TASK REQUIREMENTS. Could you write out the records below exactly as they appear, leaving out any pictures?

* start RECORD EXCERPTS *

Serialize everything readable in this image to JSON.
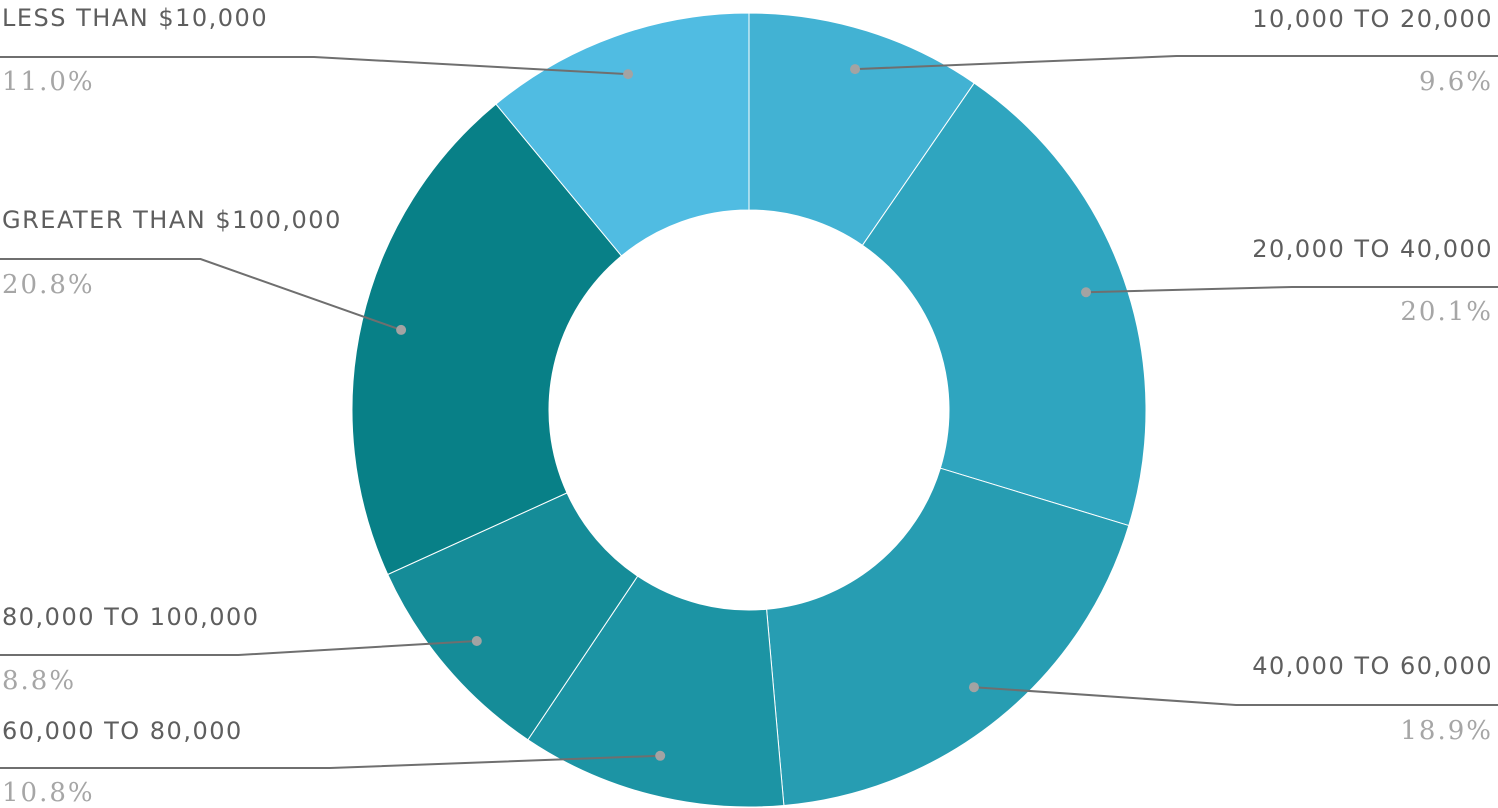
{
  "chart_data": {
    "type": "pie",
    "style": "donut",
    "categories": [
      "10,000 TO 20,000",
      "20,000 TO 40,000",
      "40,000 TO 60,000",
      "60,000 TO 80,000",
      "80,000 TO 100,000",
      "GREATER THAN $100,000",
      "LESS THAN $10,000"
    ],
    "values": [
      9.6,
      20.1,
      18.9,
      10.8,
      8.8,
      20.8,
      11.0
    ],
    "value_labels": [
      "9.6%",
      "20.1%",
      "18.9%",
      "10.8%",
      "8.8%",
      "20.8%",
      "11.0%"
    ],
    "colors": [
      "#42b2d3",
      "#2fa5bf",
      "#279db2",
      "#1c94a4",
      "#158c98",
      "#088087",
      "#50bce2"
    ],
    "legend": "none",
    "title": ""
  }
}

* end RECORD EXCERPTS *

ANSWER TO THE TASK.
Serialize everything readable in this image to JSON.
{
  "chart_data": {
    "type": "pie",
    "style": "donut",
    "categories": [
      "10,000 TO 20,000",
      "20,000 TO 40,000",
      "40,000 TO 60,000",
      "60,000 TO 80,000",
      "80,000 TO 100,000",
      "GREATER THAN $100,000",
      "LESS THAN $10,000"
    ],
    "values": [
      9.6,
      20.1,
      18.9,
      10.8,
      8.8,
      20.8,
      11.0
    ],
    "value_labels": [
      "9.6%",
      "20.1%",
      "18.9%",
      "10.8%",
      "8.8%",
      "20.8%",
      "11.0%"
    ],
    "colors": [
      "#42b2d3",
      "#2fa5bf",
      "#279db2",
      "#1c94a4",
      "#158c98",
      "#088087",
      "#50bce2"
    ],
    "legend": "none",
    "title": ""
  }
}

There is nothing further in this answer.